* _Problem A_
Answer each question below from the turbomachine casing claims, one answer per line, marked (i), (ii) and (iii).
(i) Which application is this one a continuation of, and when was it filed?
(ii) According to claim 4, what does the blanket-type insulating material comprise?
(iii) In claim 2, what supports the vane platform?
* _Problem B_
From claims 3 through 7 of the turbomachine casing claims, list every material or form that the thermal insulating material is said to comprise.
* _Problem C_
Carry the turbomachine casing claims on past their last sentence.

[Page extract start]

Attorney, Agent or Firm: Foote; Douglas S. Lawrence; Derek
P.
Parent Case Text
This is a continuation of application Ser. No. 350,490, filed Feb.
19, 1982, now abandoned.
Claims
What I claim is:
1. A turbomachine casing surrounding a rotor comprising:
an outer casing wall;
a sectored inner casing wall;
means for insulating said inner wall from said casing; and
means for removably attaching said inner casing wall to said outer
casing wall, such that during transient operation of said
turbomachine expansion of said inner casing wall initially occurs
in the circumferential direction, after which said outer casing
wall and inner casing wall expand radially in a substantially
uniform manner, and wherein said rotor in said turbomachine
radially expands substantially in concert with said casing.
2. In a turbomachine including an arrangement of a first rotor
blade, a fixed vane attached to a vane platform, and a second rotor
blade in serial flow relationship, a casing circumferential
surrounding such arrangement, comprising:
an outer casing wall;
an inner casing wall including a first sectored support rail
radially disposed relative to said first blade, a second sectored
support rail radially disposed relative to said second blade, and
attachment means for removably attaching said rails to said outer
casing wall and allowing circumferential expansion of sectors of
each rail; wherein said vane platform is supported by and between
said first and second sectored support rails; and
thermal insulating material in the space formed between said outer
casing wall and said inner casing wall and vane platform.
3. A casing in accordance with claim 2 wherein said thermal
insulating material comprises a blanket-type insulation.
4. A casing in accordance with claim 3 wherein said blanket-type
insulating material comprises glass wool.
5. A casing in accordance with claim 2 wherein said thermal
insulating material comprises a powder.
6. A casing in accordance with claim 2 wherein said thermal
insulating material comprises a thermal barrier coating deposited
on the surfaces enclosing said space formed between said outer
casing wall and said inner casing wall and vane platform.
7. A casing in accordance with claim 2 wherein said thermal
insulating material comprises a Yttria-Zirconia ceramic.

[Page extract end]
[Dataset excerpts start]

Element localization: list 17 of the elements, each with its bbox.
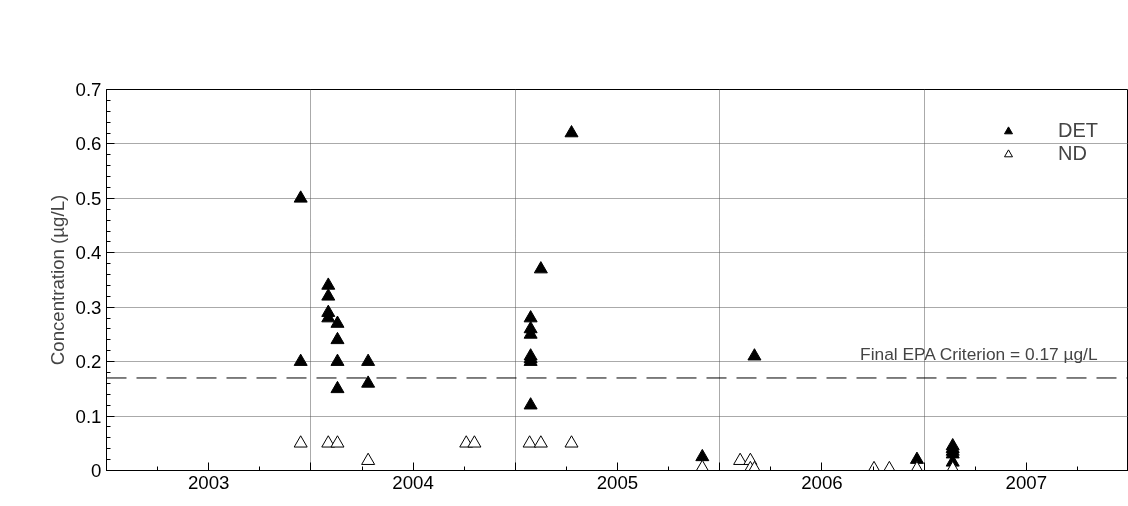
y-tick-label: 0.1 <box>75 405 102 427</box>
y-tick-label: 0.4 <box>75 242 102 264</box>
y-axis-title: Concentration (µg/L) <box>46 194 68 366</box>
y-tick-label: 0.3 <box>75 296 102 318</box>
x-tick-label: 2003 <box>187 471 230 493</box>
y-tick-label: 0.7 <box>75 79 102 100</box>
x-tick-label: 2005 <box>596 471 639 493</box>
legend-label: DET <box>1058 119 1098 142</box>
y-tick-label: 0.2 <box>75 351 102 373</box>
y-tick-label: 0.6 <box>75 133 102 155</box>
ref-line-label: Final EPA Criterion = 0.17 µg/L <box>860 343 1098 364</box>
x-tick-label: 2007 <box>1005 471 1048 493</box>
y-tick-label: 0 <box>91 460 102 481</box>
x-tick-label: 2004 <box>392 471 434 493</box>
x-tick-label: 2006 <box>801 471 843 493</box>
y-tick-label: 0.5 <box>75 187 102 209</box>
legend-label: ND <box>1058 142 1087 165</box>
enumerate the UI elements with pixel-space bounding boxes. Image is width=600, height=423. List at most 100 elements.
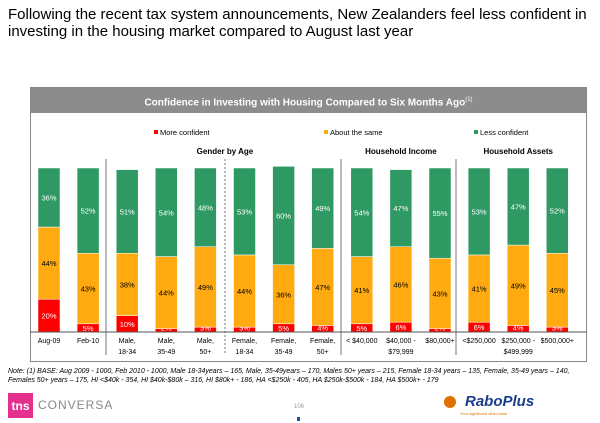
chart-frame: Confidence in Investing with Housing Com… bbox=[30, 87, 587, 362]
data-label-12-0: 4% bbox=[513, 324, 524, 333]
category-label-3-line2: 35-49 bbox=[157, 349, 175, 356]
data-label-2-2: 51% bbox=[120, 207, 135, 216]
data-label-1-1: 43% bbox=[81, 285, 96, 294]
bar-8-2 bbox=[350, 167, 374, 257]
bar-4-2 bbox=[194, 167, 217, 247]
data-label-11-0: 6% bbox=[474, 323, 485, 332]
data-label-1-0: 5% bbox=[83, 324, 94, 333]
category-label-2: Male, bbox=[119, 338, 136, 345]
chart-title-bar: Confidence in Investing with Housing Com… bbox=[31, 88, 586, 113]
data-label-1-2: 52% bbox=[81, 207, 96, 216]
bar-5-2 bbox=[233, 167, 256, 256]
bar-3-2 bbox=[155, 167, 178, 257]
data-label-2-0: 10% bbox=[120, 320, 135, 329]
bar-13-2 bbox=[546, 167, 569, 254]
category-label-8: < $40,000 bbox=[346, 338, 377, 345]
bar-6-2 bbox=[272, 166, 295, 266]
data-label-9-1: 46% bbox=[393, 280, 408, 289]
category-label-6: Female, bbox=[271, 338, 296, 345]
legend-label-1: About the same bbox=[330, 128, 383, 137]
data-label-3-1: 44% bbox=[159, 289, 174, 298]
data-label-13-2: 52% bbox=[550, 207, 565, 216]
category-label-12-line2: $499,999 bbox=[504, 349, 533, 356]
data-label-5-0: 3% bbox=[239, 324, 250, 333]
category-label-4: Male, bbox=[197, 338, 214, 345]
data-label-4-0: 3% bbox=[200, 324, 211, 333]
raboplus-tagline: Your significant other bank bbox=[460, 411, 507, 416]
data-label-5-1: 44% bbox=[237, 287, 252, 296]
group-header-2: Household Assets bbox=[483, 147, 553, 156]
category-label-5: Female, bbox=[232, 338, 257, 345]
category-label-7: Female, bbox=[310, 338, 335, 345]
data-label-12-1: 49% bbox=[511, 281, 526, 290]
legend-label-2: Less confident bbox=[480, 128, 529, 137]
legend-swatch-0 bbox=[154, 130, 158, 134]
data-label-7-2: 49% bbox=[315, 204, 330, 213]
category-label-6-line2: 35-49 bbox=[275, 349, 293, 356]
data-label-9-2: 47% bbox=[393, 204, 408, 213]
data-label-0-1: 44% bbox=[41, 259, 56, 268]
data-label-13-0: 3% bbox=[552, 324, 563, 333]
tns-logo: tns bbox=[8, 393, 33, 418]
bar-10-2 bbox=[428, 167, 452, 259]
category-label-10: $80,000+ bbox=[425, 338, 454, 345]
data-label-2-1: 38% bbox=[120, 280, 135, 289]
bar-1-2 bbox=[76, 167, 100, 254]
data-label-6-2: 60% bbox=[276, 212, 291, 221]
bar-7-2 bbox=[311, 167, 334, 249]
conversa-logo-text: CONVERSA bbox=[38, 398, 114, 412]
legend-label-0: More confident bbox=[160, 128, 211, 137]
slide-headline: Following the recent tax system announce… bbox=[8, 6, 587, 40]
data-label-12-2: 47% bbox=[511, 203, 526, 212]
data-label-7-1: 47% bbox=[315, 283, 330, 292]
category-label-1: Feb-10 bbox=[77, 338, 99, 345]
category-label-7-line2: 50+ bbox=[317, 349, 329, 356]
chart-title-footnote: (1) bbox=[465, 97, 473, 103]
category-label-4-line2: 50+ bbox=[199, 349, 211, 356]
slide-marker bbox=[297, 417, 300, 421]
data-label-0-2: 36% bbox=[41, 194, 56, 203]
chart-title: Confidence in Investing with Housing Com… bbox=[144, 97, 466, 109]
category-label-11: <$250,000 bbox=[462, 338, 495, 345]
data-label-0-0: 20% bbox=[41, 312, 56, 321]
data-label-7-0: 4% bbox=[317, 324, 328, 333]
stacked-bar-chart: More confident About the same Less confide… bbox=[30, 128, 587, 356]
data-label-4-1: 49% bbox=[198, 283, 213, 292]
data-label-9-0: 6% bbox=[395, 323, 406, 332]
data-label-8-0: 5% bbox=[356, 324, 367, 333]
data-label-13-1: 45% bbox=[550, 286, 565, 295]
data-label-3-2: 54% bbox=[159, 208, 174, 217]
category-label-3: Male, bbox=[158, 338, 175, 345]
bar-9-2 bbox=[389, 169, 413, 247]
category-label-9: $40,000 - bbox=[386, 338, 416, 345]
category-label-5-line2: 18-34 bbox=[236, 349, 254, 356]
bar-2-2 bbox=[115, 169, 139, 254]
data-label-6-1: 36% bbox=[276, 290, 291, 299]
group-header-1: Household Income bbox=[365, 147, 437, 156]
bar-12-2 bbox=[506, 167, 530, 246]
data-label-10-2: 55% bbox=[432, 209, 447, 218]
rabobank-icon bbox=[444, 396, 456, 408]
bar-11-2 bbox=[467, 167, 491, 256]
data-label-10-1: 43% bbox=[432, 289, 447, 298]
data-label-8-2: 54% bbox=[354, 208, 369, 217]
data-label-6-0: 5% bbox=[278, 324, 289, 333]
data-label-4-2: 48% bbox=[198, 203, 213, 212]
category-label-13: $500,000+ bbox=[541, 338, 574, 345]
raboplus-logo: RaboPlus bbox=[465, 393, 535, 410]
group-header-0: Gender by Age bbox=[197, 147, 254, 156]
category-label-2-line2: 18-34 bbox=[118, 349, 136, 356]
category-label-12: $250,000 - bbox=[501, 338, 535, 345]
data-label-11-2: 53% bbox=[472, 207, 487, 216]
legend-swatch-2 bbox=[474, 130, 478, 134]
page-number: 106 bbox=[294, 404, 305, 410]
footnote: Note: (1) BASE: Aug 2009 - 1000, Feb 201… bbox=[8, 368, 570, 384]
data-label-5-2: 53% bbox=[237, 207, 252, 216]
data-label-11-1: 41% bbox=[472, 285, 487, 294]
category-label-0: Aug-09 bbox=[38, 338, 61, 345]
category-label-9-line2: $79,999 bbox=[388, 349, 413, 356]
legend-swatch-1 bbox=[324, 130, 328, 134]
data-label-8-1: 41% bbox=[354, 286, 369, 295]
bar-0-2 bbox=[37, 167, 61, 228]
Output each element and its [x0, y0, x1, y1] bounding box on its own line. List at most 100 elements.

[Dataset excerpts end]

* _Written reply A_
(i) Application Ser. No. 350,490, filed Feb. 19, 1982.
(ii) Glass wool.
(iii) The first and second sectored support rails.

* _Written reply B_
- A blanket-type insulation
- Glass wool
- A powder
- A thermal barrier coating deposited on the surfaces enclosing the space between the outer casing wall and the inner casing wall and vane platform
- A Yttria-Zirconia ceramic

* _Written reply C_
8. A casing in accordance with claim 2 wherein said vane platform
includes oppositely positioned tangs and said first and second
sectored support rails have oppositely positioned slots therein
adapted to matingly engage said tangs to support said vane and vane
platform in spaced relation to said outer casing wall.
9. A casing in accordance with claim 2 wherein said attachment
means includes a plurality of retainer lugs, each with
circumferentially facing steps;
wherein said sectored support rails each have circumferentially
facing steps adapted to mate with the respective one of said
circumferentially facing steps of said retainer lugs; and
wherein a circumferential clearance between said sectors and said
lugs is provided so as to allow circumferential expansion of said
sectors.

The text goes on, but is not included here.